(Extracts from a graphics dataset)
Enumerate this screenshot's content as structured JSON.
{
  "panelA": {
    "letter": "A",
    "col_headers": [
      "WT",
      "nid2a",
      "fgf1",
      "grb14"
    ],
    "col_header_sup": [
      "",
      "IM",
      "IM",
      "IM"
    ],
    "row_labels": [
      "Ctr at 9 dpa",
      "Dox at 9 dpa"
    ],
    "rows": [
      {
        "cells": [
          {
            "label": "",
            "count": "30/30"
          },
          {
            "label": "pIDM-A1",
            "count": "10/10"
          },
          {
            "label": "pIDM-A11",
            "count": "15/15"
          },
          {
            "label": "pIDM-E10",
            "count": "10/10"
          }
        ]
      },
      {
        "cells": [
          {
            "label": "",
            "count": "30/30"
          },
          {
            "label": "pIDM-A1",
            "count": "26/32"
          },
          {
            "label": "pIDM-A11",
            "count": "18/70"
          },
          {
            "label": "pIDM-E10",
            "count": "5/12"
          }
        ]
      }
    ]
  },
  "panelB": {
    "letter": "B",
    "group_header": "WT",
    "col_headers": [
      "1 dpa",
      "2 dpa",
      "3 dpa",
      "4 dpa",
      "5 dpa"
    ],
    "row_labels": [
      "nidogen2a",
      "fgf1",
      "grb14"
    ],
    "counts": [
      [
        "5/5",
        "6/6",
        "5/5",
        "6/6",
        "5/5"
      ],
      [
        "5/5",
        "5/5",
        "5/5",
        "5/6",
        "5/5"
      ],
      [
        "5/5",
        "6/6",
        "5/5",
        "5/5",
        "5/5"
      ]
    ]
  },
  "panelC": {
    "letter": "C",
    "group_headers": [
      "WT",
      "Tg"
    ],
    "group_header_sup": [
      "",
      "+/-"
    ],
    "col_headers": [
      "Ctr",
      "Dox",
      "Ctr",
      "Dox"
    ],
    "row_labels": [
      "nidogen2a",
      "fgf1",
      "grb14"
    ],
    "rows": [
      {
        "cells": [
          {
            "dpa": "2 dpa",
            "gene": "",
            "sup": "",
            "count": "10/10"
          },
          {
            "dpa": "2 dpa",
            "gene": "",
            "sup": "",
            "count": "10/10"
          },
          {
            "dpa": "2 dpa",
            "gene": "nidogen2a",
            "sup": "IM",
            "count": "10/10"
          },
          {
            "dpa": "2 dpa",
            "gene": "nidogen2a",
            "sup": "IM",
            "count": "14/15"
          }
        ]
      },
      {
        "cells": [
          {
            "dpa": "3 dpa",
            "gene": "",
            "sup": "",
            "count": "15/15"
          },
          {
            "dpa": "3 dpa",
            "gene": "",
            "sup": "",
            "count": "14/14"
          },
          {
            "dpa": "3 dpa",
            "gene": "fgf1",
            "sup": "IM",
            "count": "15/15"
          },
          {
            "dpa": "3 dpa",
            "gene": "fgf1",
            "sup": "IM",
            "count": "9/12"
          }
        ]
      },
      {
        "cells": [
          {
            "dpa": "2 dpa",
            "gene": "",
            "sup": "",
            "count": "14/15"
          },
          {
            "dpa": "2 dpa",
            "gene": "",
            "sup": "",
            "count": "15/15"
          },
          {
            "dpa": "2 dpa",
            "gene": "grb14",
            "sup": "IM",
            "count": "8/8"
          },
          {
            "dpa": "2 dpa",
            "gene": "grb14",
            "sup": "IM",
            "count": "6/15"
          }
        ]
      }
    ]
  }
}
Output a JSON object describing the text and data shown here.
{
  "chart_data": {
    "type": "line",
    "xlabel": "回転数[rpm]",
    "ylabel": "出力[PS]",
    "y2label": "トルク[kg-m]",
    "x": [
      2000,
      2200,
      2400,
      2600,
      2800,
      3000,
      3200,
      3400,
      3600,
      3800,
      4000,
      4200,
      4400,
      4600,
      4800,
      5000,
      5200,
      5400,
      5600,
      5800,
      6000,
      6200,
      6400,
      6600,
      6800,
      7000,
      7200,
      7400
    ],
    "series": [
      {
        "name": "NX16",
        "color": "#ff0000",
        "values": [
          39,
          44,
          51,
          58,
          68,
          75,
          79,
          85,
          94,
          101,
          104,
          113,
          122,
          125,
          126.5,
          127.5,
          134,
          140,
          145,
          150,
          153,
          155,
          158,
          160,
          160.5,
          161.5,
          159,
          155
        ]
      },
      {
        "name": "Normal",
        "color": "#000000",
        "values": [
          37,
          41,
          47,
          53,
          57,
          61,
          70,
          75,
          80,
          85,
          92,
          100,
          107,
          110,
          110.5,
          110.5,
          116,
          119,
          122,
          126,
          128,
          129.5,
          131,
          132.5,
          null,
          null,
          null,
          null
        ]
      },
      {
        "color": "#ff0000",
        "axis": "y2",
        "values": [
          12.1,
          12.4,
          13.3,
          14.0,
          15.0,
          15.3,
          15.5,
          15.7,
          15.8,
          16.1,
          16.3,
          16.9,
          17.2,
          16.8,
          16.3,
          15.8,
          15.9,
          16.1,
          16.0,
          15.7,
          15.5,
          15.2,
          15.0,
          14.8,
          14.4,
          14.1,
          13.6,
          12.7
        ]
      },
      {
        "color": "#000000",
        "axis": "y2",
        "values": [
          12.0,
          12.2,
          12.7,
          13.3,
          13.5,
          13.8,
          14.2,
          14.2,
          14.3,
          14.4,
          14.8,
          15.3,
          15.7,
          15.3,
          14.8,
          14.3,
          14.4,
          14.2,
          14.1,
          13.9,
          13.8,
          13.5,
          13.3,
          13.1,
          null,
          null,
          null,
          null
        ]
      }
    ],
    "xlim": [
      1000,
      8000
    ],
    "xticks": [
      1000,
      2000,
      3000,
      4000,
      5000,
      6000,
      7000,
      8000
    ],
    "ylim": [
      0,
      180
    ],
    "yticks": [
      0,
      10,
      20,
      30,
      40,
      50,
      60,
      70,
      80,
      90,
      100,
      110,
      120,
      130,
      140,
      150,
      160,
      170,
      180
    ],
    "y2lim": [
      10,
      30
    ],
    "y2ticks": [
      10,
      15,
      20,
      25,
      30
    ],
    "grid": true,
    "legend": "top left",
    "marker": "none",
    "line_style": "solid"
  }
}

#### Exercise objective
Copy all the records above precisely.

#### Result of this task
Enumerate this screenshot's content as structured JSON.
{
  "panelA": {
    "letter": "A",
    "col_headers": [
      "WT",
      "nid2a",
      "fgf1",
      "grb14"
    ],
    "col_header_sup": [
      "",
      "IM",
      "IM",
      "IM"
    ],
    "row_labels": [
      "Ctr at 9 dpa",
      "Dox at 9 dpa"
    ],
    "rows": [
      {
        "cells": [
          {
            "label": "",
            "count": "30/30"
          },
          {
            "label": "pIDM-A1",
            "count": "10/10"
          },
          {
            "label": "pIDM-A11",
            "count": "15/15"
          },
          {
            "label": "pIDM-E10",
            "count": "10/10"
          }
        ]
      },
      {
        "cells": [
          {
            "label": "",
            "count": "30/30"
          },
          {
            "label": "pIDM-A1",
            "count": "26/32"
          },
          {
            "label": "pIDM-A11",
            "count": "18/70"
          },
          {
            "label": "pIDM-E10",
            "count": "5/12"
          }
        ]
      }
    ]
  },
  "panelB": {
    "letter": "B",
    "group_header": "WT",
    "col_headers": [
      "1 dpa",
      "2 dpa",
      "3 dpa",
      "4 dpa",
      "5 dpa"
    ],
    "row_labels": [
      "nidogen2a",
      "fgf1",
      "grb14"
    ],
    "counts": [
      [
        "5/5",
        "6/6",
        "5/5",
        "6/6",
        "5/5"
      ],
      [
        "5/5",
        "5/5",
        "5/5",
        "5/6",
        "5/5"
      ],
      [
        "5/5",
        "6/6",
        "5/5",
        "5/5",
        "5/5"
      ]
    ]
  },
  "panelC": {
    "letter": "C",
    "group_headers": [
      "WT",
      "Tg"
    ],
    "group_header_sup": [
      "",
      "+/-"
    ],
    "col_headers": [
      "Ctr",
      "Dox",
      "Ctr",
      "Dox"
    ],
    "row_labels": [
      "nidogen2a",
      "fgf1",
      "grb14"
    ],
    "rows": [
      {
        "cells": [
          {
            "dpa": "2 dpa",
            "gene": "",
            "sup": "",
            "count": "10/10"
          },
          {
            "dpa": "2 dpa",
            "gene": "",
            "sup": "",
            "count": "10/10"
          },
          {
            "dpa": "2 dpa",
            "gene": "nidogen2a",
            "sup": "IM",
            "count": "10/10"
          },
          {
            "dpa": "2 dpa",
            "gene": "nidogen2a",
            "sup": "IM",
            "count": "14/15"
          }
        ]
      },
      {
        "cells": [
          {
            "dpa": "3 dpa",
            "gene": "",
            "sup": "",
            "count": "15/15"
          },
          {
            "dpa": "3 dpa",
            "gene": "",
            "sup": "",
            "count": "14/14"
          },
          {
            "dpa": "3 dpa",
            "gene": "fgf1",
            "sup": "IM",
            "count": "15/15"
          },
          {
            "dpa": "3 dpa",
            "gene": "fgf1",
            "sup": "IM",
            "count": "9/12"
          }
        ]
      },
      {
        "cells": [
          {
            "dpa": "2 dpa",
            "gene": "",
            "sup": "",
            "count": "14/15"
          },
          {
            "dpa": "2 dpa",
            "gene": "",
            "sup": "",
            "count": "15/15"
          },
          {
            "dpa": "2 dpa",
            "gene": "grb14",
            "sup": "IM",
            "count": "8/8"
          },
          {
            "dpa": "2 dpa",
            "gene": "grb14",
            "sup": "IM",
            "count": "6/15"
          }
        ]
      }
    ]
  }
}
Output a JSON object describing the text and data shown here.
{
  "chart_data": {
    "type": "line",
    "xlabel": "回転数[rpm]",
    "ylabel": "出力[PS]",
    "y2label": "トルク[kg-m]",
    "x": [
      2000,
      2200,
      2400,
      2600,
      2800,
      3000,
      3200,
      3400,
      3600,
      3800,
      4000,
      4200,
      4400,
      4600,
      4800,
      5000,
      5200,
      5400,
      5600,
      5800,
      6000,
      6200,
      6400,
      6600,
      6800,
      7000,
      7200,
      7400
    ],
    "series": [
      {
        "name": "NX16",
        "color": "#ff0000",
        "values": [
          39,
          44,
          51,
          58,
          68,
          75,
          79,
          85,
          94,
          101,
          104,
          113,
          122,
          125,
          126.5,
          127.5,
          134,
          140,
          145,
          150,
          153,
          155,
          158,
          160,
          160.5,
          161.5,
          159,
          155
        ]
      },
      {
        "name": "Normal",
        "color": "#000000",
        "values": [
          37,
          41,
          47,
          53,
          57,
          61,
          70,
          75,
          80,
          85,
          92,
          100,
          107,
          110,
          110.5,
          110.5,
          116,
          119,
          122,
          126,
          128,
          129.5,
          131,
          132.5,
          null,
          null,
          null,
          null
        ]
      },
      {
        "color": "#ff0000",
        "axis": "y2",
        "values": [
          12.1,
          12.4,
          13.3,
          14.0,
          15.0,
          15.3,
          15.5,
          15.7,
          15.8,
          16.1,
          16.3,
          16.9,
          17.2,
          16.8,
          16.3,
          15.8,
          15.9,
          16.1,
          16.0,
          15.7,
          15.5,
          15.2,
          15.0,
          14.8,
          14.4,
          14.1,
          13.6,
          12.7
        ]
      },
      {
        "color": "#000000",
        "axis": "y2",
        "values": [
          12.0,
          12.2,
          12.7,
          13.3,
          13.5,
          13.8,
          14.2,
          14.2,
          14.3,
          14.4,
          14.8,
          15.3,
          15.7,
          15.3,
          14.8,
          14.3,
          14.4,
          14.2,
          14.1,
          13.9,
          13.8,
          13.5,
          13.3,
          13.1,
          null,
          null,
          null,
          null
        ]
      }
    ],
    "xlim": [
      1000,
      8000
    ],
    "xticks": [
      1000,
      2000,
      3000,
      4000,
      5000,
      6000,
      7000,
      8000
    ],
    "ylim": [
      0,
      180
    ],
    "yticks": [
      0,
      10,
      20,
      30,
      40,
      50,
      60,
      70,
      80,
      90,
      100,
      110,
      120,
      130,
      140,
      150,
      160,
      170,
      180
    ],
    "y2lim": [
      10,
      30
    ],
    "y2ticks": [
      10,
      15,
      20,
      25,
      30
    ],
    "grid": true,
    "legend": "top left",
    "marker": "none",
    "line_style": "solid"
  }
}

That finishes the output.